Collection entries:
-- -- --

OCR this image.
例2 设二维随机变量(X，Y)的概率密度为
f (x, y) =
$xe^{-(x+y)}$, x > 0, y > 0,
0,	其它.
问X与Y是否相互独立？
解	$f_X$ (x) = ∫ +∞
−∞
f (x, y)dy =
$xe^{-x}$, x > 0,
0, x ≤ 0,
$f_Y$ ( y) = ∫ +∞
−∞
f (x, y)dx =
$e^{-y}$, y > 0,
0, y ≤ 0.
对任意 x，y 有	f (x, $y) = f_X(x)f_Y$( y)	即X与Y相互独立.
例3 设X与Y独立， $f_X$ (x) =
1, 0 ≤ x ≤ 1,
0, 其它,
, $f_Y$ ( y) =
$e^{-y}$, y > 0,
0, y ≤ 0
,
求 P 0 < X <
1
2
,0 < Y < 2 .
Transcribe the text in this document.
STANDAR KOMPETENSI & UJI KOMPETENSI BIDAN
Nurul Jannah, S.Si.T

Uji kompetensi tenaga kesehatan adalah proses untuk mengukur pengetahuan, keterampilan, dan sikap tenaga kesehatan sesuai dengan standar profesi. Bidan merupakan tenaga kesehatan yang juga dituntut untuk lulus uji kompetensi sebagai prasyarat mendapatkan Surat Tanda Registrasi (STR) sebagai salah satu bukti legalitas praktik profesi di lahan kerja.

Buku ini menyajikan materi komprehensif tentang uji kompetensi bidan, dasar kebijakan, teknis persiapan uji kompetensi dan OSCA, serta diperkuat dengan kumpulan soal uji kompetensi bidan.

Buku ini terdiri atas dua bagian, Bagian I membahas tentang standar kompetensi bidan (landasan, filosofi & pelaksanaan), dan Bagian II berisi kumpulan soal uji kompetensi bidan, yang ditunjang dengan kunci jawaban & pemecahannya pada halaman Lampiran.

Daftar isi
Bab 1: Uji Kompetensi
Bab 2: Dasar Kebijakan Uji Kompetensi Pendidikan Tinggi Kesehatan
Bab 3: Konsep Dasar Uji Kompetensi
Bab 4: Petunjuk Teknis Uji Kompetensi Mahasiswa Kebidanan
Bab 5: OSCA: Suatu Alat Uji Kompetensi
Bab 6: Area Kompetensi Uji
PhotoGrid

-- -- --

=== WHAT THIS TASK INVOLVES ===
Tally the lines of the records holding the word "Buku", then give only the resulting number.

=== RESULT ===
2